◆ **Extracted data entries**
◇ ◇ ◇ ◇
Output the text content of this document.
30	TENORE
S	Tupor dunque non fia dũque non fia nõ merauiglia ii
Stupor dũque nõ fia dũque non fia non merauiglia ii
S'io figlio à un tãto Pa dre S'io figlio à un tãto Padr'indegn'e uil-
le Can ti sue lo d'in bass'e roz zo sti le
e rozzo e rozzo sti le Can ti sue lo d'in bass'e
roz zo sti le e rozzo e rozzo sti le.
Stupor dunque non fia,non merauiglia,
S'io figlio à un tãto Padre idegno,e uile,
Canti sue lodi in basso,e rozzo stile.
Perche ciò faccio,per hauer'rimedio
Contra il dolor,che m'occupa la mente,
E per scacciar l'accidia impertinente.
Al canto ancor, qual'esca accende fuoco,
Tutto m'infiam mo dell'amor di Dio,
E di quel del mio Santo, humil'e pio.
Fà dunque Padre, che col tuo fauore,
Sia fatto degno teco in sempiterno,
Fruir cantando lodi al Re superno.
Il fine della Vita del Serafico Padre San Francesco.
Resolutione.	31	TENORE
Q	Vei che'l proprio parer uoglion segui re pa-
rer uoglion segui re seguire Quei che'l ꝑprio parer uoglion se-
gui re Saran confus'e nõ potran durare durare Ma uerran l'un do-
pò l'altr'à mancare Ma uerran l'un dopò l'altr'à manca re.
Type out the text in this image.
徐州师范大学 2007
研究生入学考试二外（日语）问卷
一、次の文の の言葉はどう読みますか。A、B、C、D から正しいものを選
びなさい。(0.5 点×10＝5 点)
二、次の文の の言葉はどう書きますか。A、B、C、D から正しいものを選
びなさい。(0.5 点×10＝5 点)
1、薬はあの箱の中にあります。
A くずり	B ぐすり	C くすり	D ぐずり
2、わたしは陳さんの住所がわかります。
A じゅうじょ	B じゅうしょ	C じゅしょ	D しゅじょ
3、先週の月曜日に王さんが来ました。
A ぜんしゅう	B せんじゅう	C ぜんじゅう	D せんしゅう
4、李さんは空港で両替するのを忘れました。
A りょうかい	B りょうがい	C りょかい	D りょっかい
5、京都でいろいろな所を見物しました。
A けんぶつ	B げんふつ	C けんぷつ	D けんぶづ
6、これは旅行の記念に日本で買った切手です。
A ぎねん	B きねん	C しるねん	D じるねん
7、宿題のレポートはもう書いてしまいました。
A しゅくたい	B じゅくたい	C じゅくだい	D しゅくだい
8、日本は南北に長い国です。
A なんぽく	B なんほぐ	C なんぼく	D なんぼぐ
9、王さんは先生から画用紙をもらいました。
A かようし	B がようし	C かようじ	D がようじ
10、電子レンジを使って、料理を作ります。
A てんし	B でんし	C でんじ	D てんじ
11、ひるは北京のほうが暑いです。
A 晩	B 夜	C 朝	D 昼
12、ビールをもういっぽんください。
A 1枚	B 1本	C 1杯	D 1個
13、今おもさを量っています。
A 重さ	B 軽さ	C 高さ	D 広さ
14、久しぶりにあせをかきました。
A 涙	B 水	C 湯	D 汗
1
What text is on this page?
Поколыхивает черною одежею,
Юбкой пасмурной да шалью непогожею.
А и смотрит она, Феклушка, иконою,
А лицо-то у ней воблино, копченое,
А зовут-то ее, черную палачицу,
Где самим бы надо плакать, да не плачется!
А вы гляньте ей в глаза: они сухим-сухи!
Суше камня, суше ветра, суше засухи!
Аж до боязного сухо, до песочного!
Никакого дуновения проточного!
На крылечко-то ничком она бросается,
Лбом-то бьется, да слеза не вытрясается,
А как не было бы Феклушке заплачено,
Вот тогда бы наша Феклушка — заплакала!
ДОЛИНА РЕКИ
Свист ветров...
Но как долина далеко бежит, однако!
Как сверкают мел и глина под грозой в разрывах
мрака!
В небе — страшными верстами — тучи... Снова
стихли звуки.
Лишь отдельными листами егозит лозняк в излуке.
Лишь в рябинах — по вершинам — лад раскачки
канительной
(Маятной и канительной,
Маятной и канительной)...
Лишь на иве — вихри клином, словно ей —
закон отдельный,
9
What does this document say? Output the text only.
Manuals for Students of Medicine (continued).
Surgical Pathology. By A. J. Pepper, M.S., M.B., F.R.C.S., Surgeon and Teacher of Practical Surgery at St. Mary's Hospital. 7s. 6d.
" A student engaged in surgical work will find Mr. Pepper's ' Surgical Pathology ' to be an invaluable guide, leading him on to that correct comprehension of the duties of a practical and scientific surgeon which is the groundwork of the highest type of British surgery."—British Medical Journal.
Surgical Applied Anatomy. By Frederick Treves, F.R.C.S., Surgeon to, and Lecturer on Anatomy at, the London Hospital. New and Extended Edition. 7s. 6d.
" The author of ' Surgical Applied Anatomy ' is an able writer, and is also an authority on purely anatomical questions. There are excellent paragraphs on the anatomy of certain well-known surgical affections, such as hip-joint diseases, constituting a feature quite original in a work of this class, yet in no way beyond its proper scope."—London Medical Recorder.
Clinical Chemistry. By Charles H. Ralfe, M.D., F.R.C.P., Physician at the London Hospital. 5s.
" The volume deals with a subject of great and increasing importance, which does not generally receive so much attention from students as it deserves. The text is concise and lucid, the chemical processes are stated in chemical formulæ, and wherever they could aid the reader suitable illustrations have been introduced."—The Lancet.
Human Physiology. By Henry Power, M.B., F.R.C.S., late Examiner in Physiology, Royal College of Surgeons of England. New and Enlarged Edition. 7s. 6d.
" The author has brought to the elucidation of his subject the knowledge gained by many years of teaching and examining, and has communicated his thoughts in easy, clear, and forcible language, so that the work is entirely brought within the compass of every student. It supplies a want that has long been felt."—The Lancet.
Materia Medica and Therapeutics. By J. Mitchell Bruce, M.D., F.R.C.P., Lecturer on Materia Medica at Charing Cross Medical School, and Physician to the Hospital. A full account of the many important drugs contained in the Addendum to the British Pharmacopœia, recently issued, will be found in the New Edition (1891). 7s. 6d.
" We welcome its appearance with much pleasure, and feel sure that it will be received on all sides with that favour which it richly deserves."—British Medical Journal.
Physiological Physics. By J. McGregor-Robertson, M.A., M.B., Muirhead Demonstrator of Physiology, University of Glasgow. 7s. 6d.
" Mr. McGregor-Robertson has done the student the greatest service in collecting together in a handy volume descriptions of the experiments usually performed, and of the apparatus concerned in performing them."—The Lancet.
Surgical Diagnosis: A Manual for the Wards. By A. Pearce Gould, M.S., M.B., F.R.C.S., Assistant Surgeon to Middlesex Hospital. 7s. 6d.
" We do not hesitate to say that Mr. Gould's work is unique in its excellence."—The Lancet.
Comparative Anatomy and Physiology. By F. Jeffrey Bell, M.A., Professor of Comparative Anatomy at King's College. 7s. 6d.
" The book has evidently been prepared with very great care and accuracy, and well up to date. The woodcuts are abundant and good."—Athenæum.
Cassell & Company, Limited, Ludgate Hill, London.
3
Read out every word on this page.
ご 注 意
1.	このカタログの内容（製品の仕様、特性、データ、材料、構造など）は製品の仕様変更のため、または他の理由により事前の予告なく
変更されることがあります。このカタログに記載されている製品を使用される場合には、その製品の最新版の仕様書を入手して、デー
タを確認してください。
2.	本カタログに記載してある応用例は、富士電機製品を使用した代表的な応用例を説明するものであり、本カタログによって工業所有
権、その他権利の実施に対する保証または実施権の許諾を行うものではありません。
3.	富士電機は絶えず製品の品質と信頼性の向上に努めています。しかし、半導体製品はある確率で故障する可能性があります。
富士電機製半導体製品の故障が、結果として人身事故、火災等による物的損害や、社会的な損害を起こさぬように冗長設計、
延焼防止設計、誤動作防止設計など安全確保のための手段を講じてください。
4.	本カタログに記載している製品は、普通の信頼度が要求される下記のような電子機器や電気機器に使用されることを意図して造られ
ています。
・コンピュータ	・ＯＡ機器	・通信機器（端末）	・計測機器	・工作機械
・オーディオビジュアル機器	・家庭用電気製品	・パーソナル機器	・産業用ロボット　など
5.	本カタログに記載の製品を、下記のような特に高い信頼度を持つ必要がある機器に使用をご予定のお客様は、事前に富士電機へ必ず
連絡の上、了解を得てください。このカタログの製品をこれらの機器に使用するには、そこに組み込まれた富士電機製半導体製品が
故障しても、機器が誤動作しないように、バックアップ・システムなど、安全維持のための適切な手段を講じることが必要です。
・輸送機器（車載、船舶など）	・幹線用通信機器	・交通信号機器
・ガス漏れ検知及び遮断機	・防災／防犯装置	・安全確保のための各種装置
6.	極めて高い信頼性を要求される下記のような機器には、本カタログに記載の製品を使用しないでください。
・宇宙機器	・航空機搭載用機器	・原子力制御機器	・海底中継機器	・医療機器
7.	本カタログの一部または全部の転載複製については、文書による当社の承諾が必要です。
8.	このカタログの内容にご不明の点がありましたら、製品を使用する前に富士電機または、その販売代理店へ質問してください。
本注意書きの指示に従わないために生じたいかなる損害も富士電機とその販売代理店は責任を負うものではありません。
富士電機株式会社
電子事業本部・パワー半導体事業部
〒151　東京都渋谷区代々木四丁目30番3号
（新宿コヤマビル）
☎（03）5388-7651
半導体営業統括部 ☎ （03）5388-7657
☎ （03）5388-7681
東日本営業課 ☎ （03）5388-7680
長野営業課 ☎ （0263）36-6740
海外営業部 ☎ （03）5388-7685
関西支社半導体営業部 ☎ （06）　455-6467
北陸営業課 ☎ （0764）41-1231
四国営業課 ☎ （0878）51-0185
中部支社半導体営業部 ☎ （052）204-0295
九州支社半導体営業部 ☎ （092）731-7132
◇ ◇ ◇ ◇
◆ **EXERCISE OBJECTIVE**
Of the lines above, how many include the word "document"? Reply with the number alone.

◆ **FULL OUTPUT**
2